- **Given request**: Copy the data below line for line, with no changes.

- **Data provided**:
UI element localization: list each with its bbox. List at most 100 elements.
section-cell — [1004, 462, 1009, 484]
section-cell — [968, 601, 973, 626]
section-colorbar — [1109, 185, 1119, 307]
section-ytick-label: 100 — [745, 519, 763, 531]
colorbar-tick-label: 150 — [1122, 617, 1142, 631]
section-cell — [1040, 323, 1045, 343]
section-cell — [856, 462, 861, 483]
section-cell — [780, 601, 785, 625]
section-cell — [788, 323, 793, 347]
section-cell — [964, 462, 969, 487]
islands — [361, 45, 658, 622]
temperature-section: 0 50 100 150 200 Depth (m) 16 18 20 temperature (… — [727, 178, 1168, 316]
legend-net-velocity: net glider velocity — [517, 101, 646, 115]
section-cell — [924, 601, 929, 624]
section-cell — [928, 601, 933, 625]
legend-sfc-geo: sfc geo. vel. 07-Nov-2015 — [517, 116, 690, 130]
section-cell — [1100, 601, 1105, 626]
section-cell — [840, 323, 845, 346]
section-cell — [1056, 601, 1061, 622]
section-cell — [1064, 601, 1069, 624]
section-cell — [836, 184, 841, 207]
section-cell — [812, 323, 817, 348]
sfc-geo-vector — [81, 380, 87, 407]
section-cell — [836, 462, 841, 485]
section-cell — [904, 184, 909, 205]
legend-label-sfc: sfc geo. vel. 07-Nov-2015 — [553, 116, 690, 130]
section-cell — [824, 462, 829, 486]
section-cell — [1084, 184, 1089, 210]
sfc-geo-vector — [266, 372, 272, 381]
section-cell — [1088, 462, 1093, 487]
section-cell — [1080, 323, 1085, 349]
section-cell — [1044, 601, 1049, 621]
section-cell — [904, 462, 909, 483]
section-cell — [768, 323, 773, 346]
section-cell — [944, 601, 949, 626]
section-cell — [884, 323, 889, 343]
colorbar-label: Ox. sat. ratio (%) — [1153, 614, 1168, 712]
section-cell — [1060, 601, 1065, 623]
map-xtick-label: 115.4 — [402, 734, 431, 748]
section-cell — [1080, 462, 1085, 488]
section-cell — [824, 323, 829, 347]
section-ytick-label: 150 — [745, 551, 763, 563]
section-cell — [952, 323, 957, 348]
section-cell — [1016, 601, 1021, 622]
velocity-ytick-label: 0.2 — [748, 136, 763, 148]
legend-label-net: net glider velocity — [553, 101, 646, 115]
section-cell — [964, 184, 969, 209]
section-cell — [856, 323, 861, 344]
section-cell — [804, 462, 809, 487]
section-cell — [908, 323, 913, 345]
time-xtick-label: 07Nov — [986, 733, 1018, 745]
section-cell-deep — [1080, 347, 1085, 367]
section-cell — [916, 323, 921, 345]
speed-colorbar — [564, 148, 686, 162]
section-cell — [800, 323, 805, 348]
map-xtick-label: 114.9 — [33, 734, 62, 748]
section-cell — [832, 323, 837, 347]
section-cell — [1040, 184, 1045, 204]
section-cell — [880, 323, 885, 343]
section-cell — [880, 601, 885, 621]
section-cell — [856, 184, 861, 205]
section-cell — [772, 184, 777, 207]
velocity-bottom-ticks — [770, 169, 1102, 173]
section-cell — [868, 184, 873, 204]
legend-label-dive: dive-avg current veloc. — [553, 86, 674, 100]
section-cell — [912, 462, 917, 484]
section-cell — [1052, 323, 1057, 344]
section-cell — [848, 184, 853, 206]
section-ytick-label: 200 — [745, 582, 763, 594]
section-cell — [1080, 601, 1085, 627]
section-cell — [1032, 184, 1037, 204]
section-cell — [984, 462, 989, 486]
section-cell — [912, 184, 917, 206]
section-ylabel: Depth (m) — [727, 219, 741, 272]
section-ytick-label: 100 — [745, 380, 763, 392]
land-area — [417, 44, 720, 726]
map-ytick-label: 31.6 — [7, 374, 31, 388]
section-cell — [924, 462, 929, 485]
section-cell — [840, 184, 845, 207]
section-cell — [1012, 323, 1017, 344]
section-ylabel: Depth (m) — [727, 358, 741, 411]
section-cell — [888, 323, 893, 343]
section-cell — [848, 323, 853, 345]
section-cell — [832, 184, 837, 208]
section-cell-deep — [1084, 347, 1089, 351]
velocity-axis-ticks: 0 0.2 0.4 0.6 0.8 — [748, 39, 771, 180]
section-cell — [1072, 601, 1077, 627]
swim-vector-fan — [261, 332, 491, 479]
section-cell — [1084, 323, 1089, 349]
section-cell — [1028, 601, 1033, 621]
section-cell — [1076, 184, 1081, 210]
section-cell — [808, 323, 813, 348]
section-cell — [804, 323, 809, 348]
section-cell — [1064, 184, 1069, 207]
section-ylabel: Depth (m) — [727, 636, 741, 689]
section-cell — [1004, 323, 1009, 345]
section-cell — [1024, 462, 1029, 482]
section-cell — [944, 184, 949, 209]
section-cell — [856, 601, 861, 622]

- **Response for this exercise**:
UI element localization: list each with its bbox. List at most 100 elements.
section-cell — [1004, 462, 1009, 484]
section-cell — [968, 601, 973, 626]
section-colorbar — [1109, 185, 1119, 307]
section-ytick-label: 100 — [745, 519, 763, 531]
colorbar-tick-label: 150 — [1122, 617, 1142, 631]
section-cell — [1040, 323, 1045, 343]
section-cell — [856, 462, 861, 483]
section-cell — [780, 601, 785, 625]
section-cell — [788, 323, 793, 347]
section-cell — [964, 462, 969, 487]
islands — [361, 45, 658, 622]
temperature-section: 0 50 100 150 200 Depth (m) 16 18 20 temperature (… — [727, 178, 1168, 316]
legend-net-velocity: net glider velocity — [517, 101, 646, 115]
section-cell — [924, 601, 929, 624]
section-cell — [928, 601, 933, 625]
legend-sfc-geo: sfc geo. vel. 07-Nov-2015 — [517, 116, 690, 130]
section-cell — [1100, 601, 1105, 626]
section-cell — [840, 323, 845, 346]
section-cell — [1056, 601, 1061, 622]
section-cell — [1064, 601, 1069, 624]
section-cell — [836, 184, 841, 207]
section-cell — [812, 323, 817, 348]
sfc-geo-vector — [81, 380, 87, 407]
section-cell — [836, 462, 841, 485]
section-cell — [904, 184, 909, 205]
legend-label-sfc: sfc geo. vel. 07-Nov-2015 — [553, 116, 690, 130]
section-cell — [824, 462, 829, 486]
section-cell — [1084, 184, 1089, 210]
sfc-geo-vector — [266, 372, 272, 381]
section-cell — [1088, 462, 1093, 487]
section-cell — [1080, 323, 1085, 349]
section-cell — [1044, 601, 1049, 621]
section-cell — [904, 462, 909, 483]
section-cell — [768, 323, 773, 346]
section-cell — [944, 601, 949, 626]
section-cell — [884, 323, 889, 343]
colorbar-label: Ox. sat. ratio (%) — [1153, 614, 1168, 712]
section-cell — [1060, 601, 1065, 623]
map-xtick-label: 115.4 — [402, 734, 431, 748]
section-cell — [1080, 462, 1085, 488]
section-cell — [824, 323, 829, 347]
section-ytick-label: 150 — [745, 551, 763, 563]
section-cell — [952, 323, 957, 348]
section-cell — [1016, 601, 1021, 622]
velocity-ytick-label: 0.2 — [748, 136, 763, 148]
legend-label-net: net glider velocity — [553, 101, 646, 115]
section-cell — [964, 184, 969, 209]
section-cell — [856, 323, 861, 344]
section-cell — [804, 462, 809, 487]
section-cell — [908, 323, 913, 345]
time-xtick-label: 07Nov — [986, 733, 1018, 745]
section-cell-deep — [1080, 347, 1085, 367]
section-cell — [916, 323, 921, 345]
speed-colorbar — [564, 148, 686, 162]
section-cell — [800, 323, 805, 348]
map-xtick-label: 114.9 — [33, 734, 62, 748]
section-cell — [832, 323, 837, 347]
section-cell — [1040, 184, 1045, 204]
section-cell — [880, 323, 885, 343]
section-cell — [880, 601, 885, 621]
section-cell — [856, 184, 861, 205]
section-cell — [772, 184, 777, 207]
velocity-bottom-ticks — [770, 169, 1102, 173]
section-cell — [868, 184, 873, 204]
legend-label-dive: dive-avg current veloc. — [553, 86, 674, 100]
section-cell — [912, 462, 917, 484]
section-cell — [1052, 323, 1057, 344]
section-cell — [848, 184, 853, 206]
section-ytick-label: 200 — [745, 582, 763, 594]
section-cell — [1080, 601, 1085, 627]
section-cell — [1032, 184, 1037, 204]
section-cell — [984, 462, 989, 486]
section-cell — [912, 184, 917, 206]
section-ylabel: Depth (m) — [727, 219, 741, 272]
section-ytick-label: 100 — [745, 380, 763, 392]
land-area — [417, 44, 720, 726]
map-ytick-label: 31.6 — [7, 374, 31, 388]
section-cell — [924, 462, 929, 485]
section-cell — [840, 184, 845, 207]
section-cell — [1012, 323, 1017, 344]
section-ylabel: Depth (m) — [727, 358, 741, 411]
section-cell — [888, 323, 893, 343]
section-cell — [848, 323, 853, 345]
section-cell — [832, 184, 837, 208]
section-cell-deep — [1084, 347, 1089, 351]
velocity-axis-ticks: 0 0.2 0.4 0.6 0.8 — [748, 39, 771, 180]
section-cell — [1072, 601, 1077, 627]
swim-vector-fan — [261, 332, 491, 479]
section-cell — [1084, 323, 1089, 349]
section-cell — [1028, 601, 1033, 621]
section-cell — [1076, 184, 1081, 210]
section-cell — [808, 323, 813, 348]
section-cell — [804, 323, 809, 348]
section-cell — [1064, 184, 1069, 207]
section-ylabel: Depth (m) — [727, 636, 741, 689]
section-cell — [1004, 323, 1009, 345]
section-cell — [1024, 462, 1029, 482]
section-cell — [944, 184, 949, 209]
section-cell — [856, 601, 861, 622]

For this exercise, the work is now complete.